- [Task to complete] Set down the data below without change, skipping the pictures it holds.
==== Dataset entries ====
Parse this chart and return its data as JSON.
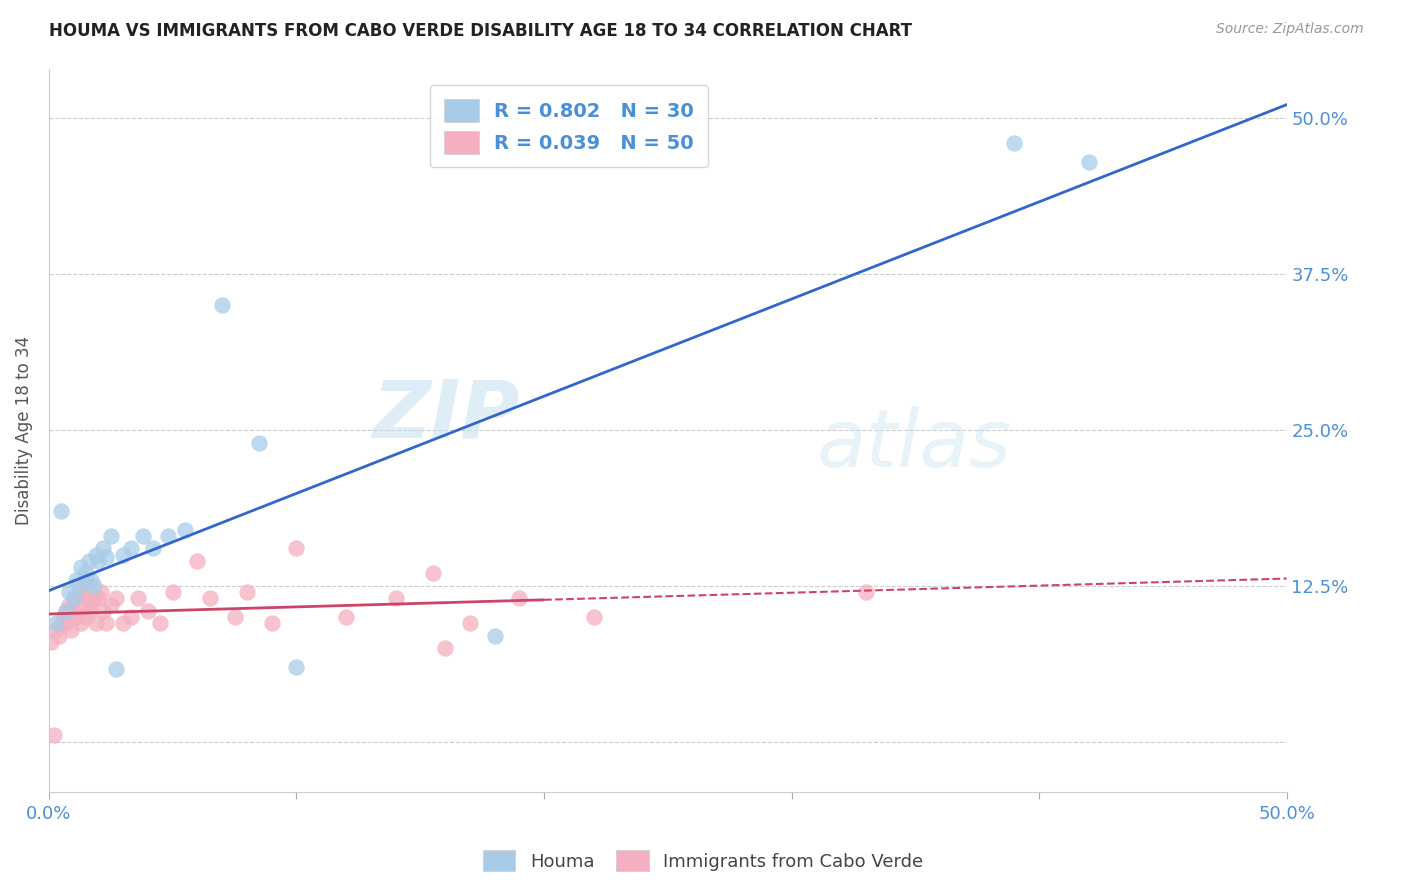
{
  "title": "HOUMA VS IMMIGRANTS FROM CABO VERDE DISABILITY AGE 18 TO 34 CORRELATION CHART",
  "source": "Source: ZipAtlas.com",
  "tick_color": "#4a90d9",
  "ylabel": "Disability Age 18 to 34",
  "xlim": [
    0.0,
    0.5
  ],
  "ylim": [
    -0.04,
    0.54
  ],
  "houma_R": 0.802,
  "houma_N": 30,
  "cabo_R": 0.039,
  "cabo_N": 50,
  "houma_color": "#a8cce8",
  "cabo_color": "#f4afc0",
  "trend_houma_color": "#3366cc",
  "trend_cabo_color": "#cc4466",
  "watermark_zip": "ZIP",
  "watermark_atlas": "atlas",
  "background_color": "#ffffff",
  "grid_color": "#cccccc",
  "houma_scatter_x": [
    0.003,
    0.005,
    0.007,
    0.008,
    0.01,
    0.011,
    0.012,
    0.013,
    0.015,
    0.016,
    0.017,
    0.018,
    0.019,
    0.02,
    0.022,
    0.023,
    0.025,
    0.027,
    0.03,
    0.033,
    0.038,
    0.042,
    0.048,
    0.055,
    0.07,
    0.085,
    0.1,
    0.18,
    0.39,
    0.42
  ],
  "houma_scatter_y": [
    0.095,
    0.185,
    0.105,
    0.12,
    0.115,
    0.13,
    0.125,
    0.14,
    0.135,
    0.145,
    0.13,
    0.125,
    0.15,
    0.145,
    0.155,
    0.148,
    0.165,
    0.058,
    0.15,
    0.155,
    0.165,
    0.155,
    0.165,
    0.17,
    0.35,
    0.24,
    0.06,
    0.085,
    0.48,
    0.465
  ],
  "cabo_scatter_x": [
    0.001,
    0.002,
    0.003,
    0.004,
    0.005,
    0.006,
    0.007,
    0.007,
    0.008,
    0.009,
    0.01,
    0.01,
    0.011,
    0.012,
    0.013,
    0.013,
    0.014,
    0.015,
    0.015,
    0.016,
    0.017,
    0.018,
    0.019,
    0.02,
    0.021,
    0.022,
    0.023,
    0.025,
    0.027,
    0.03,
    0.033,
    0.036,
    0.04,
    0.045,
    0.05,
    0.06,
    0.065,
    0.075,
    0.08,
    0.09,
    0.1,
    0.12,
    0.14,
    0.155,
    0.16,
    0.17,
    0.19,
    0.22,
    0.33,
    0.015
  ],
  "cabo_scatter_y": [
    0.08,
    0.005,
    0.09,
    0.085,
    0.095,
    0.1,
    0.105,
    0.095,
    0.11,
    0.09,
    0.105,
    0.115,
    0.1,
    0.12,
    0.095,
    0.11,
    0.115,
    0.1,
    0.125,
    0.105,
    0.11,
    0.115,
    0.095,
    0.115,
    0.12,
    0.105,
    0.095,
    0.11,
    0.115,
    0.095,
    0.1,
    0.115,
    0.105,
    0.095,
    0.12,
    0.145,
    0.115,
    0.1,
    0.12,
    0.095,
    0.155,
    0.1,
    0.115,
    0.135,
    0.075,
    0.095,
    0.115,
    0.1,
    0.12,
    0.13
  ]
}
====
- [Exercise output]
Parse this chart and return its data as JSON.
{
  "title": "HOUMA VS IMMIGRANTS FROM CABO VERDE DISABILITY AGE 18 TO 34 CORRELATION CHART",
  "source": "Source: ZipAtlas.com",
  "tick_color": "#4a90d9",
  "ylabel": "Disability Age 18 to 34",
  "xlim": [
    0.0,
    0.5
  ],
  "ylim": [
    -0.04,
    0.54
  ],
  "houma_R": 0.802,
  "houma_N": 30,
  "cabo_R": 0.039,
  "cabo_N": 50,
  "houma_color": "#a8cce8",
  "cabo_color": "#f4afc0",
  "trend_houma_color": "#3366cc",
  "trend_cabo_color": "#cc4466",
  "watermark_zip": "ZIP",
  "watermark_atlas": "atlas",
  "background_color": "#ffffff",
  "grid_color": "#cccccc",
  "houma_scatter_x": [
    0.003,
    0.005,
    0.007,
    0.008,
    0.01,
    0.011,
    0.012,
    0.013,
    0.015,
    0.016,
    0.017,
    0.018,
    0.019,
    0.02,
    0.022,
    0.023,
    0.025,
    0.027,
    0.03,
    0.033,
    0.038,
    0.042,
    0.048,
    0.055,
    0.07,
    0.085,
    0.1,
    0.18,
    0.39,
    0.42
  ],
  "houma_scatter_y": [
    0.095,
    0.185,
    0.105,
    0.12,
    0.115,
    0.13,
    0.125,
    0.14,
    0.135,
    0.145,
    0.13,
    0.125,
    0.15,
    0.145,
    0.155,
    0.148,
    0.165,
    0.058,
    0.15,
    0.155,
    0.165,
    0.155,
    0.165,
    0.17,
    0.35,
    0.24,
    0.06,
    0.085,
    0.48,
    0.465
  ],
  "cabo_scatter_x": [
    0.001,
    0.002,
    0.003,
    0.004,
    0.005,
    0.006,
    0.007,
    0.007,
    0.008,
    0.009,
    0.01,
    0.01,
    0.011,
    0.012,
    0.013,
    0.013,
    0.014,
    0.015,
    0.015,
    0.016,
    0.017,
    0.018,
    0.019,
    0.02,
    0.021,
    0.022,
    0.023,
    0.025,
    0.027,
    0.03,
    0.033,
    0.036,
    0.04,
    0.045,
    0.05,
    0.06,
    0.065,
    0.075,
    0.08,
    0.09,
    0.1,
    0.12,
    0.14,
    0.155,
    0.16,
    0.17,
    0.19,
    0.22,
    0.33,
    0.015
  ],
  "cabo_scatter_y": [
    0.08,
    0.005,
    0.09,
    0.085,
    0.095,
    0.1,
    0.105,
    0.095,
    0.11,
    0.09,
    0.105,
    0.115,
    0.1,
    0.12,
    0.095,
    0.11,
    0.115,
    0.1,
    0.125,
    0.105,
    0.11,
    0.115,
    0.095,
    0.115,
    0.12,
    0.105,
    0.095,
    0.11,
    0.115,
    0.095,
    0.1,
    0.115,
    0.105,
    0.095,
    0.12,
    0.145,
    0.115,
    0.1,
    0.12,
    0.095,
    0.155,
    0.1,
    0.115,
    0.135,
    0.075,
    0.095,
    0.115,
    0.1,
    0.12,
    0.13
  ]
}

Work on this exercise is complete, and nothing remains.